> _AIM_
Could you write out the records below exactly as they appear, leaving out any pictures?
** start **
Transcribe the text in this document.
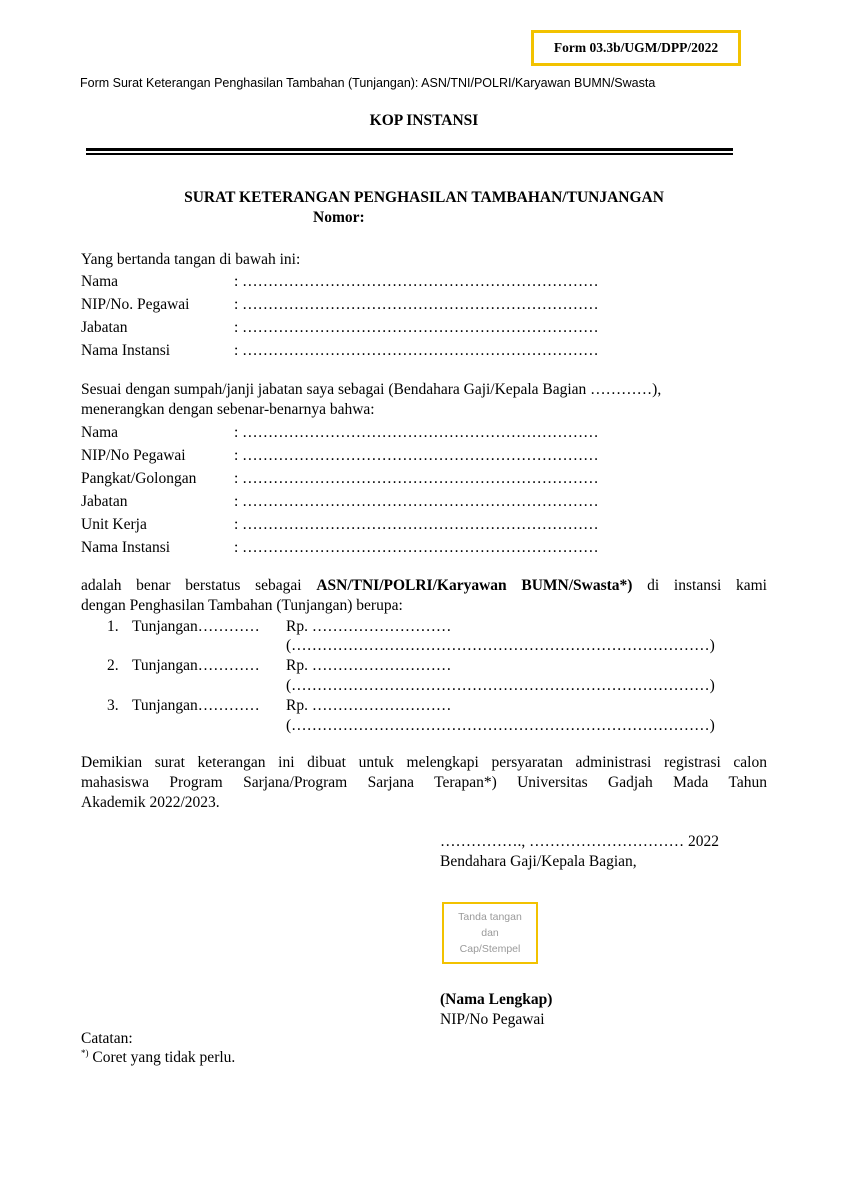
Form 03.3b/UGM/DPP/2022
Form Surat Keterangan Penghasilan Tambahan (Tunjangan): ASN/TNI/POLRI/Karyawan BUMN/Swasta
KOP INSTANSI
SURAT KETERANGAN PENGHASILAN TAMBAHAN/TUNJANGAN
Nomor:
Yang bertanda tangan di bawah ini:
Nama	: ……………………………………………………………
NIP/No. Pegawai	: ……………………………………………………………
Jabatan	: ……………………………………………………………
Nama Instansi	: ……………………………………………………………
Sesuai dengan sumpah/janji jabatan saya sebagai (Bendahara Gaji/Kepala Bagian …………),
menerangkan dengan sebenar-benarnya bahwa:
Nama	: ……………………………………………………………
NIP/No Pegawai	: ……………………………………………………………
Pangkat/Golongan : ……………………………………………………………
Jabatan	: ……………………………………………………………
Unit Kerja	: ……………………………………………………………
Nama Instansi	: ……………………………………………………………
adalah benar berstatus sebagai ASN/TNI/POLRI/Karyawan BUMN/Swasta*) di instansi kami
dengan Penghasilan Tambahan (Tunjangan) berupa:
1. Tunjangan………… Rp. ………………………
(………………………………………………………………………)
2. Tunjangan………… Rp. ………………………
(………………………………………………………………………)
3. Tunjangan………… Rp. ………………………
(………………………………………………………………………)
Demikian surat keterangan ini dibuat untuk melengkapi persyaratan administrasi registrasi calon
mahasiswa Program Sarjana/Program Sarjana Terapan*) Universitas Gadjah Mada Tahun
Akademik 2022/2023.
……………., ………………………… 2022
Bendahara Gaji/Kepala Bagian,
Tanda tangan
dan
Cap/Stempel
(Nama Lengkap)
NIP/No Pegawai
Catatan:
*) Coret yang tidak perlu.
** end **
> _THE RESULT_
Transcribe the text in this document.
Form 03.3b/UGM/DPP/2022
Form Surat Keterangan Penghasilan Tambahan (Tunjangan): ASN/TNI/POLRI/Karyawan BUMN/Swasta
KOP INSTANSI
SURAT KETERANGAN PENGHASILAN TAMBAHAN/TUNJANGAN
Nomor:
Yang bertanda tangan di bawah ini:
Nama	: ……………………………………………………………
NIP/No. Pegawai	: ……………………………………………………………
Jabatan	: ……………………………………………………………
Nama Instansi	: ……………………………………………………………
Sesuai dengan sumpah/janji jabatan saya sebagai (Bendahara Gaji/Kepala Bagian …………),
menerangkan dengan sebenar-benarnya bahwa:
Nama	: ……………………………………………………………
NIP/No Pegawai	: ……………………………………………………………
Pangkat/Golongan : ……………………………………………………………
Jabatan	: ……………………………………………………………
Unit Kerja	: ……………………………………………………………
Nama Instansi	: ……………………………………………………………
adalah benar berstatus sebagai ASN/TNI/POLRI/Karyawan BUMN/Swasta*) di instansi kami
dengan Penghasilan Tambahan (Tunjangan) berupa:
1. Tunjangan………… Rp. ………………………
(………………………………………………………………………)
2. Tunjangan………… Rp. ………………………
(………………………………………………………………………)
3. Tunjangan………… Rp. ………………………
(………………………………………………………………………)
Demikian surat keterangan ini dibuat untuk melengkapi persyaratan administrasi registrasi calon
mahasiswa Program Sarjana/Program Sarjana Terapan*) Universitas Gadjah Mada Tahun
Akademik 2022/2023.
……………., ………………………… 2022
Bendahara Gaji/Kepala Bagian,
Tanda tangan
dan
Cap/Stempel
(Nama Lengkap)
NIP/No Pegawai
Catatan:
*) Coret yang tidak perlu.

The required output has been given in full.